** GIVEN INSTRUCTION **
Search the records for the word "dengan" and pick out every line that has it.

— BEGIN —

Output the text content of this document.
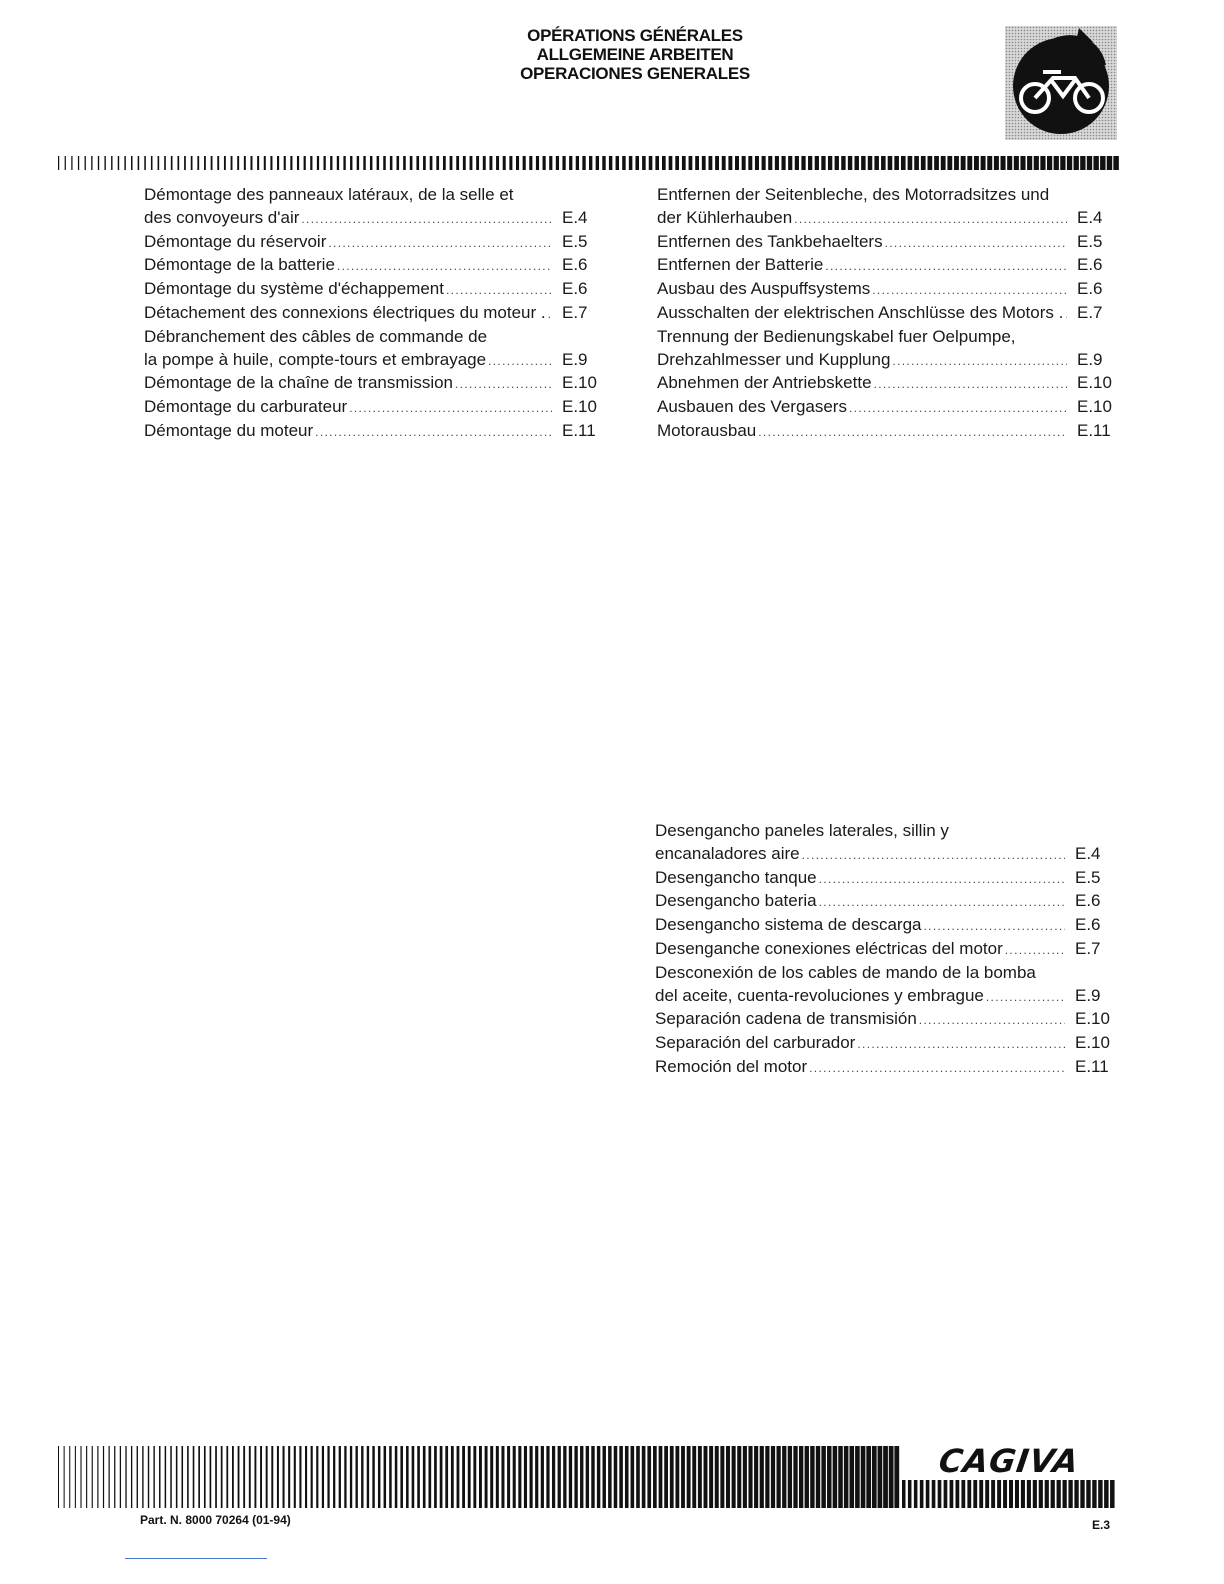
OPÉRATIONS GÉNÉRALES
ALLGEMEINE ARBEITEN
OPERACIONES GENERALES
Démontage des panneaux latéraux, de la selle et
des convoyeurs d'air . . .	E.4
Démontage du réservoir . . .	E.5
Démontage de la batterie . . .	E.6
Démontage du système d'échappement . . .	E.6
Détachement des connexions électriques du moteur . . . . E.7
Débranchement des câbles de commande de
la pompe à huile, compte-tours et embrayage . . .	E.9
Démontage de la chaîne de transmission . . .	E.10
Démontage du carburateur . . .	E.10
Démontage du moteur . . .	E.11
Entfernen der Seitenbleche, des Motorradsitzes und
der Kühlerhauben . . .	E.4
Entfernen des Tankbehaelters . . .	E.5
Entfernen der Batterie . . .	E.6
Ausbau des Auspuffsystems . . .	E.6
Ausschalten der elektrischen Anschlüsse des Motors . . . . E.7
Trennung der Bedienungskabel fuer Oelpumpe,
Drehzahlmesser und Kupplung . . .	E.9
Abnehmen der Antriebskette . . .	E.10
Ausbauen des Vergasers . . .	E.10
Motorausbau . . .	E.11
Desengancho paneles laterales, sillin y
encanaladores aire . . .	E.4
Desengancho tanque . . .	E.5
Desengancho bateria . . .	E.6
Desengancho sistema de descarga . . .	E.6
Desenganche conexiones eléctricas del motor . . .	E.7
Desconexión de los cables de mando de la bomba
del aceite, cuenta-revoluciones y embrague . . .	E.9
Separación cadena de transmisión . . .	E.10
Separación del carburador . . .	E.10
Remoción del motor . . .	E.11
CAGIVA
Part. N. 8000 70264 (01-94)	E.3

— END —
— BEGIN —

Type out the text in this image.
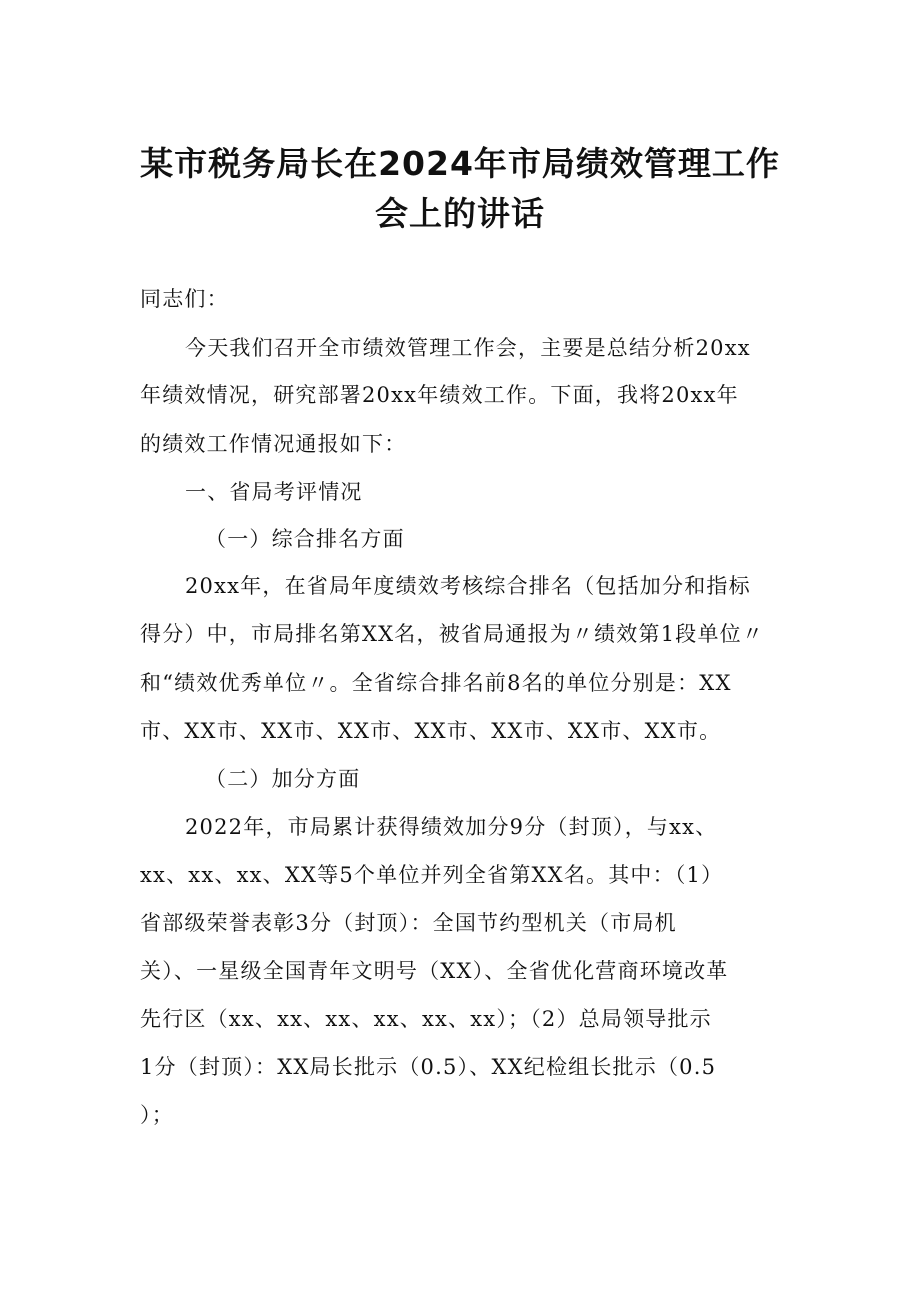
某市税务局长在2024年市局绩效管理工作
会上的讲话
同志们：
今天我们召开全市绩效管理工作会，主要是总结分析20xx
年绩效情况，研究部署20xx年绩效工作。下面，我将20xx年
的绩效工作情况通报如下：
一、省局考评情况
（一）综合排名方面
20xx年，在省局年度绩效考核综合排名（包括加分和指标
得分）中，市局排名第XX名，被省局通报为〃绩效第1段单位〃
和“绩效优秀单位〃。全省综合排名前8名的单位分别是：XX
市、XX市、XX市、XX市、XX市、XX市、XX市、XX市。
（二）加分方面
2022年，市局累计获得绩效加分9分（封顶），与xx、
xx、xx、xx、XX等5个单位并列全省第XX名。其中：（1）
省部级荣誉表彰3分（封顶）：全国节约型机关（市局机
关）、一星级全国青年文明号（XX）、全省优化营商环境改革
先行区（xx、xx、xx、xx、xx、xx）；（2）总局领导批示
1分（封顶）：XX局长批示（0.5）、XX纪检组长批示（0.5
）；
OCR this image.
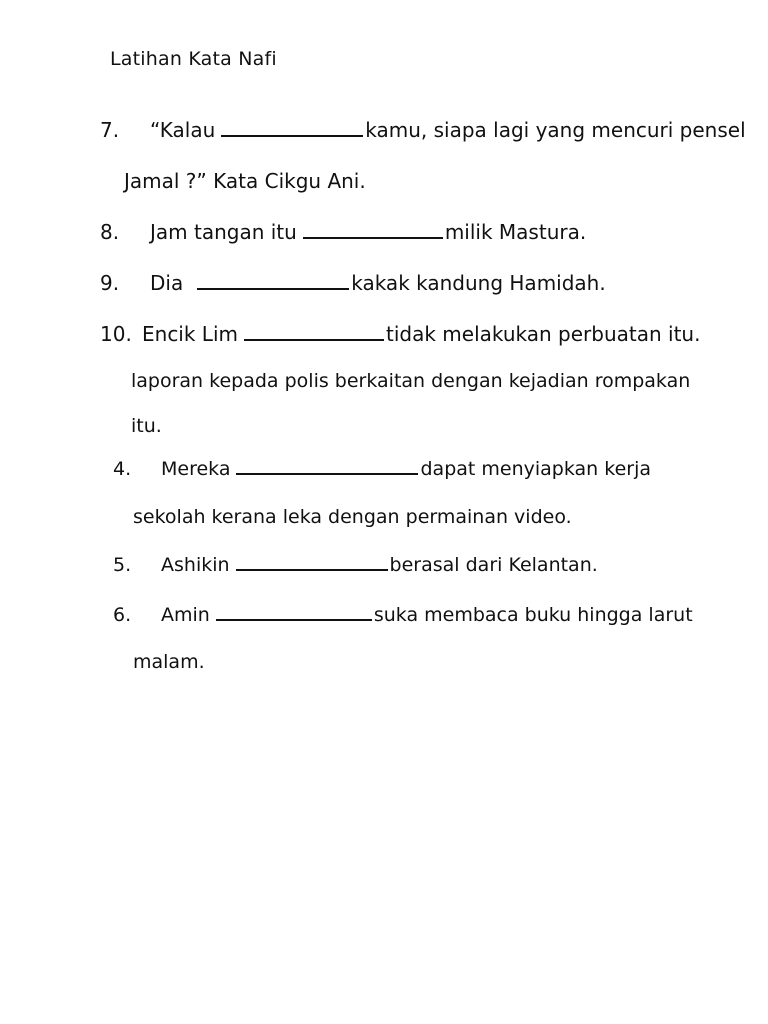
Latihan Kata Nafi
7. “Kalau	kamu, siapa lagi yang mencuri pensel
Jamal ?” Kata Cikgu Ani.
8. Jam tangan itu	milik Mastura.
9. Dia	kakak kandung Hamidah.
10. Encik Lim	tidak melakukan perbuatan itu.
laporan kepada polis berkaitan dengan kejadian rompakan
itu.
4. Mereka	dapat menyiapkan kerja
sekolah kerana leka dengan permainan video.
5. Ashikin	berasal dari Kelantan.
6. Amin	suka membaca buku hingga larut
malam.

— END —

** WORKED SOLUTION **
laporan kepada polis berkaitan dengan kejadian rompakan
sekolah kerana leka dengan permainan video.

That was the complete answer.